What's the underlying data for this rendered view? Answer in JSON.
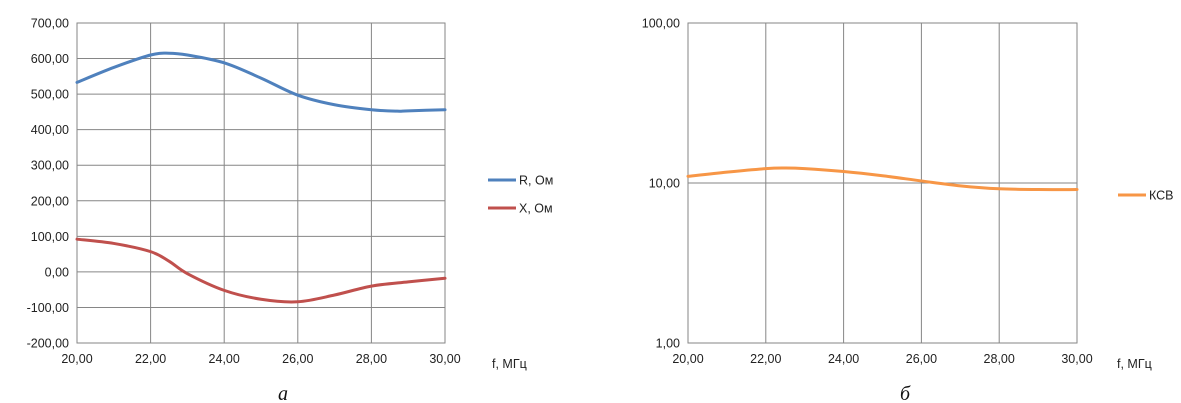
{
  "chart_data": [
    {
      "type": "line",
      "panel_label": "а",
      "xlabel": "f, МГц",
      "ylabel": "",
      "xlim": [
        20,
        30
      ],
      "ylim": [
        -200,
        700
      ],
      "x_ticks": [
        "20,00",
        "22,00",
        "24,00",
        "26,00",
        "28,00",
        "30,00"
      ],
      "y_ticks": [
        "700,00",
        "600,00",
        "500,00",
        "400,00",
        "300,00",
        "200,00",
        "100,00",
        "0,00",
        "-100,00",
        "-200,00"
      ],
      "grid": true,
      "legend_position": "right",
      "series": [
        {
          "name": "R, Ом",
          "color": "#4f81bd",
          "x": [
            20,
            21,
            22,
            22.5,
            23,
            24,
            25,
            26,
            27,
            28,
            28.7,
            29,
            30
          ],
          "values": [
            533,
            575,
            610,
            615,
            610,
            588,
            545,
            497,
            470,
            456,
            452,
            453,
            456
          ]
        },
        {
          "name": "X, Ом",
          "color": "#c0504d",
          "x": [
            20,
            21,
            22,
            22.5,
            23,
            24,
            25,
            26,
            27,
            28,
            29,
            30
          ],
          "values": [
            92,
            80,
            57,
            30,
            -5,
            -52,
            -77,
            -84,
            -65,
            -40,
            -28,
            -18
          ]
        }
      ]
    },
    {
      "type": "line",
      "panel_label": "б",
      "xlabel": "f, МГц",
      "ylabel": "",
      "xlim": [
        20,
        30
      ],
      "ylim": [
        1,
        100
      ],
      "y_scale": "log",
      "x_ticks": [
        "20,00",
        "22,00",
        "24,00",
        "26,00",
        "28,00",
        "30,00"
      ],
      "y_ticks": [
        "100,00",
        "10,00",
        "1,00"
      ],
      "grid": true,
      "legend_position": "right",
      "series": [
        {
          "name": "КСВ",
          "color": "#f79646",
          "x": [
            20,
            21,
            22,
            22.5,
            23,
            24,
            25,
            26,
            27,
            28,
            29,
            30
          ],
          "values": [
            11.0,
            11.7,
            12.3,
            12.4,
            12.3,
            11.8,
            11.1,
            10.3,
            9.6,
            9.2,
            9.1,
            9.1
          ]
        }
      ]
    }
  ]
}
...
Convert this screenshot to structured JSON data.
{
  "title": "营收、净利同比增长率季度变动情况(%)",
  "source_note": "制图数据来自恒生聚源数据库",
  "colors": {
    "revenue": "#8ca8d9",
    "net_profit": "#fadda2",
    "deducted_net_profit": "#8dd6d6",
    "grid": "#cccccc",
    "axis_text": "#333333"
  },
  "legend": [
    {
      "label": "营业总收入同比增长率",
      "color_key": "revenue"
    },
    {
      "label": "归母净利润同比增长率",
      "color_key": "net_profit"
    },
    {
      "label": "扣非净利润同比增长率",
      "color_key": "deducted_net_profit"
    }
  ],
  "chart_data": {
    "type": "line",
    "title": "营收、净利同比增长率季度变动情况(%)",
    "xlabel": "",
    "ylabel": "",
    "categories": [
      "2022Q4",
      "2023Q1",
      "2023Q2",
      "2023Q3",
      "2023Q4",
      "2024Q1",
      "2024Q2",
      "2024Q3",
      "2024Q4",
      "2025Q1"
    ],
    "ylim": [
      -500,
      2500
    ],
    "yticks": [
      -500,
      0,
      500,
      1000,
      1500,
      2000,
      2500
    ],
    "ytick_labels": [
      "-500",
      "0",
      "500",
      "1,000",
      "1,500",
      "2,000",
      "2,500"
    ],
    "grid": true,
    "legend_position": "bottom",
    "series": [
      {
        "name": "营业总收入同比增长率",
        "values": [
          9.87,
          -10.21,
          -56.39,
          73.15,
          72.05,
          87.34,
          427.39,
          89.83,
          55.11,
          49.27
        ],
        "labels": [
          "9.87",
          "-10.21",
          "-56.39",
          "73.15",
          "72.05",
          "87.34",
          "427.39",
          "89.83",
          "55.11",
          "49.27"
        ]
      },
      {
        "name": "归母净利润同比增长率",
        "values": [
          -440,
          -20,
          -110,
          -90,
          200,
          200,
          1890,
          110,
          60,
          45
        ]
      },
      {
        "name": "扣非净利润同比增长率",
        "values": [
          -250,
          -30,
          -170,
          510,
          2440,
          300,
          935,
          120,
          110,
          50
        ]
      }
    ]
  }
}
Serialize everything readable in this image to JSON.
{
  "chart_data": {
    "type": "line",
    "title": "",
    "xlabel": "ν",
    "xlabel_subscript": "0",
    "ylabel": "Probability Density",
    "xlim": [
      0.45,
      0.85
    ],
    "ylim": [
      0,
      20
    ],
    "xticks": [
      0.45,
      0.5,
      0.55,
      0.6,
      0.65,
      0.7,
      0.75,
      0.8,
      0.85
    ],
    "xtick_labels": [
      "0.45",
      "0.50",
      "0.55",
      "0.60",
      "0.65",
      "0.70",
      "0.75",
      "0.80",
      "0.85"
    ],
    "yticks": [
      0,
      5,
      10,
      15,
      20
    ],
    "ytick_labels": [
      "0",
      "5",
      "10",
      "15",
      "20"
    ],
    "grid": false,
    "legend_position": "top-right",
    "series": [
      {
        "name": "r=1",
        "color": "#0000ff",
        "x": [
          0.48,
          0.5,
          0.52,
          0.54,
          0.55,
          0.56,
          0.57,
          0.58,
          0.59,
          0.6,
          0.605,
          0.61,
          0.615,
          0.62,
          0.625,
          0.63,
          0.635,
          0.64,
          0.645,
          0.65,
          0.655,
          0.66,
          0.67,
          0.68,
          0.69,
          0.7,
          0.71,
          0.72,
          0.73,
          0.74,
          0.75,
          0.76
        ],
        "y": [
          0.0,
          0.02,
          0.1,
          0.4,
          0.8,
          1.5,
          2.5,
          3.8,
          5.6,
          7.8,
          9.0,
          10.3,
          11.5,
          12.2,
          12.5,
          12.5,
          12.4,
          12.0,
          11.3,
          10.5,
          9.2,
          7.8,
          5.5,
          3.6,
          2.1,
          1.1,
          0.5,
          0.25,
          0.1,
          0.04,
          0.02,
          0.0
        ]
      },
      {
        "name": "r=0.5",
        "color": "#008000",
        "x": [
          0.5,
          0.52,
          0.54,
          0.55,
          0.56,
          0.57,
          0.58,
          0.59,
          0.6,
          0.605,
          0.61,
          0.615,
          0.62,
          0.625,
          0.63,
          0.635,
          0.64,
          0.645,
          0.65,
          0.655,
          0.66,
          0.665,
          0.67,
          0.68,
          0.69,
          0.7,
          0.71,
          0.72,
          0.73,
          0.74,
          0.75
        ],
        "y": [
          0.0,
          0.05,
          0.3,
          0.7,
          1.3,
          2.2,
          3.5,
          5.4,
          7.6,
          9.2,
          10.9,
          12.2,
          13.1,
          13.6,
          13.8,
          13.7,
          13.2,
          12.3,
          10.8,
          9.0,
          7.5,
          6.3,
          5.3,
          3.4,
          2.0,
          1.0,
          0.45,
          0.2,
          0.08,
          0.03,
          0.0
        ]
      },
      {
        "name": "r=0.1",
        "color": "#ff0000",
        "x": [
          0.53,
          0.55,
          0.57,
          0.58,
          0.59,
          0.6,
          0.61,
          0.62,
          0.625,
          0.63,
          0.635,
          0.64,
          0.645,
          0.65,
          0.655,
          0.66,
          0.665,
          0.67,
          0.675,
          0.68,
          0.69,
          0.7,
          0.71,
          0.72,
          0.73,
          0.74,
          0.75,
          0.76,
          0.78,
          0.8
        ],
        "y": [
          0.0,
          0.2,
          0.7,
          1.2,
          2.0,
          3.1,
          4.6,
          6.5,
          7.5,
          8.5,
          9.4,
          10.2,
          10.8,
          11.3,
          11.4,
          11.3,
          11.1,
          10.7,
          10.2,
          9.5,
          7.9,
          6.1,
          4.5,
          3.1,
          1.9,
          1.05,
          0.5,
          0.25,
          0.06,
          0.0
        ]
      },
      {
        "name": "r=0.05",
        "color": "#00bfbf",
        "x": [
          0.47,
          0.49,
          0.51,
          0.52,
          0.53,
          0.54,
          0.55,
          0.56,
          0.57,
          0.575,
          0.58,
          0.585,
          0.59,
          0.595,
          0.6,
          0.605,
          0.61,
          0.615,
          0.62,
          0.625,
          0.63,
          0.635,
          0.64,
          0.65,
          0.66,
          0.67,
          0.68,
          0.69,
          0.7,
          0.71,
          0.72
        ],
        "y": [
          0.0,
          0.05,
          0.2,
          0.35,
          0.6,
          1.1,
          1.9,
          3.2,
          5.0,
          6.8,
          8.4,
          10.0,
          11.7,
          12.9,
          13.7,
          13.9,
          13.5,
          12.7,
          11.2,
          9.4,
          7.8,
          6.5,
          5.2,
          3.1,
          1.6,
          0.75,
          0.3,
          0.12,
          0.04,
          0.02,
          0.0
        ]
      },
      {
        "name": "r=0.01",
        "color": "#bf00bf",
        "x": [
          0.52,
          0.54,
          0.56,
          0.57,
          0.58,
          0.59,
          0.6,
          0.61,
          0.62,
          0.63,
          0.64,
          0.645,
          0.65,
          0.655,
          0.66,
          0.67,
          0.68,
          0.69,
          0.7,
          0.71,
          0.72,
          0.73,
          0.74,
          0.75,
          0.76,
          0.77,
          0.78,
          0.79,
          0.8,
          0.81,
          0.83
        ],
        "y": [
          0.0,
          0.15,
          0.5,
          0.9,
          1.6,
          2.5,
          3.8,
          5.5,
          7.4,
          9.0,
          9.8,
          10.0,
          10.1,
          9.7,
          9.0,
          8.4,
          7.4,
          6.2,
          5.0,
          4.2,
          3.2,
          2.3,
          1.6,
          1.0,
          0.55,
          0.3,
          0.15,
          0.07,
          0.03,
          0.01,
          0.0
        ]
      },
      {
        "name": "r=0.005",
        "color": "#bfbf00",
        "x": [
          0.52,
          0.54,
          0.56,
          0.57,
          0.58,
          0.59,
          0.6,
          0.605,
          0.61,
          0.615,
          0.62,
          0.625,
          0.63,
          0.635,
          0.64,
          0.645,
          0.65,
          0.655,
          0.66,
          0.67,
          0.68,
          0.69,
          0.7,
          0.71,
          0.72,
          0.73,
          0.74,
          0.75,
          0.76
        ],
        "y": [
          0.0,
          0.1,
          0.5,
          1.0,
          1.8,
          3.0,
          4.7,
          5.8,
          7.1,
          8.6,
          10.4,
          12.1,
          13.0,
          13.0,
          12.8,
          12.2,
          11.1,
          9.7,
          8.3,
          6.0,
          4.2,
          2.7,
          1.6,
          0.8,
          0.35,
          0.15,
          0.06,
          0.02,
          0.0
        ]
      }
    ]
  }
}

__YOUR OBJECTIVE__
Identify the lines above with the word "净利同比增长率季度变动情况". Copy them.

__SOLUTION FOR THIS TASK__
  "title": "营收、净利同比增长率季度变动情况(%)",
    "title": "营收、净利同比增长率季度变动情况(%)",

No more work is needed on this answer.